[Dataset rows]

+++

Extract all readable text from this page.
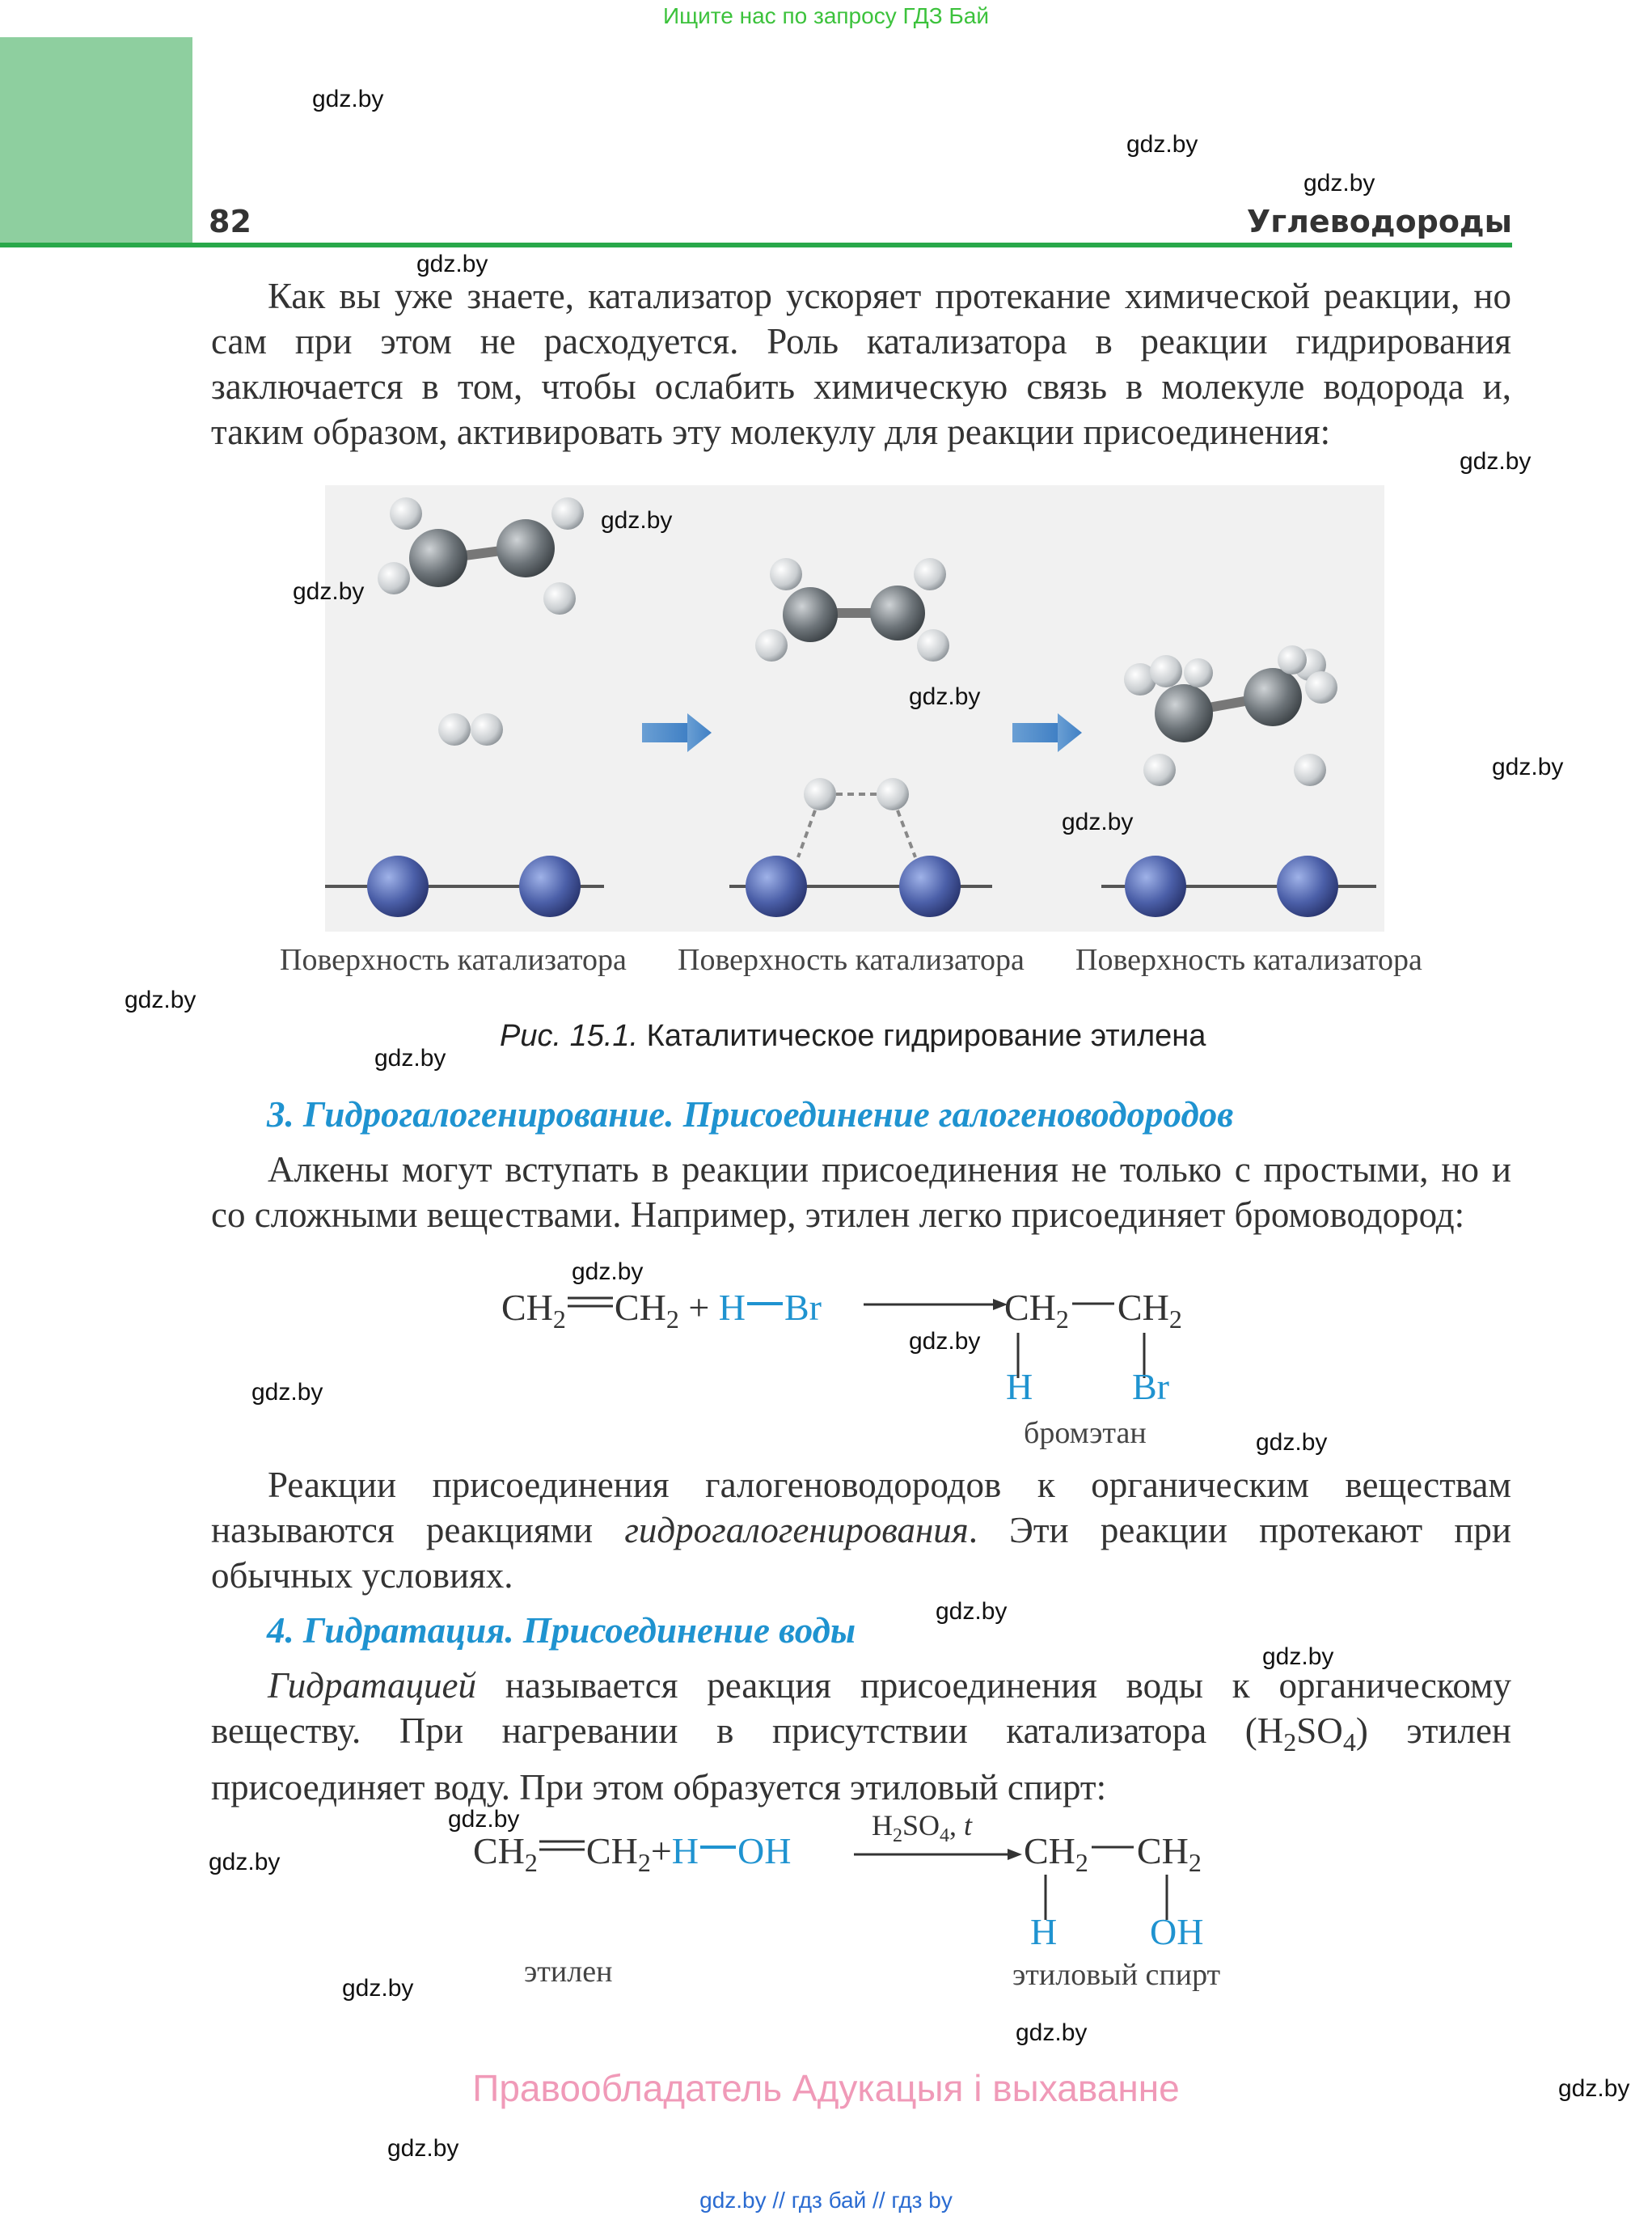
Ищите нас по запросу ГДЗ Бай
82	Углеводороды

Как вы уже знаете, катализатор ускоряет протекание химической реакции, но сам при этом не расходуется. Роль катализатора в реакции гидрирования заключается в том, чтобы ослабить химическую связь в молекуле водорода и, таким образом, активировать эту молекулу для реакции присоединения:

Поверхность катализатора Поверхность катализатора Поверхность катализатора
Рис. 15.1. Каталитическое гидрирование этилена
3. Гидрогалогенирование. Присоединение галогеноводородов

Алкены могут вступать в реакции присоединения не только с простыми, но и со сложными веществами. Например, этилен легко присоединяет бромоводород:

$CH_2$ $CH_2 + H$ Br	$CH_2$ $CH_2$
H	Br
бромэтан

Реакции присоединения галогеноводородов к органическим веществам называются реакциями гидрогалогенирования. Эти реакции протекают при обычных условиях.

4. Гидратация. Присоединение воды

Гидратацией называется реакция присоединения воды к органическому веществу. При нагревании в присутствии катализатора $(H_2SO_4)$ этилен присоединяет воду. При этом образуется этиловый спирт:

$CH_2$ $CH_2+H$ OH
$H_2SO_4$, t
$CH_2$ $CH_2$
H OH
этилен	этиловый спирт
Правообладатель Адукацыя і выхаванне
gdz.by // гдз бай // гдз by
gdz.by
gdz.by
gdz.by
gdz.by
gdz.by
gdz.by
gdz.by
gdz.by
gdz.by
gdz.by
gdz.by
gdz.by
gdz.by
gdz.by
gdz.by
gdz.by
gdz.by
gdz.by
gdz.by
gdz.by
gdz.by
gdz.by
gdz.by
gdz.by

+++

TASK DESCRIPTION: Return to the listing above and set it down exactly, leaving out its pictures.

SOLUTION BELOW:
Extract all readable text from this page.
Ищите нас по запросу ГДЗ Бай
82	Углеводороды

Как вы уже знаете, катализатор ускоряет протекание химической реакции, но сам при этом не расходуется. Роль катализатора в реакции гидрирования заключается в том, чтобы ослабить химическую связь в молекуле водорода и, таким образом, активировать эту молекулу для реакции присоединения:

Поверхность катализатора Поверхность катализатора Поверхность катализатора
Рис. 15.1. Каталитическое гидрирование этилена
3. Гидрогалогенирование. Присоединение галогеноводородов

Алкены могут вступать в реакции присоединения не только с простыми, но и со сложными веществами. Например, этилен легко присоединяет бромоводород:

$CH_2$ $CH_2 + H$ Br	$CH_2$ $CH_2$
H	Br
бромэтан

Реакции присоединения галогеноводородов к органическим веществам называются реакциями гидрогалогенирования. Эти реакции протекают при обычных условиях.

4. Гидратация. Присоединение воды

Гидратацией называется реакция присоединения воды к органическому веществу. При нагревании в присутствии катализатора $(H_2SO_4)$ этилен присоединяет воду. При этом образуется этиловый спирт:

$CH_2$ $CH_2+H$ OH
$H_2SO_4$, t
$CH_2$ $CH_2$
H OH
этилен	этиловый спирт
Правообладатель Адукацыя і выхаванне
gdz.by // гдз бай // гдз by
gdz.by
gdz.by
gdz.by
gdz.by
gdz.by
gdz.by
gdz.by
gdz.by
gdz.by
gdz.by
gdz.by
gdz.by
gdz.by
gdz.by
gdz.by
gdz.by
gdz.by
gdz.by
gdz.by
gdz.by
gdz.by
gdz.by
gdz.by
gdz.by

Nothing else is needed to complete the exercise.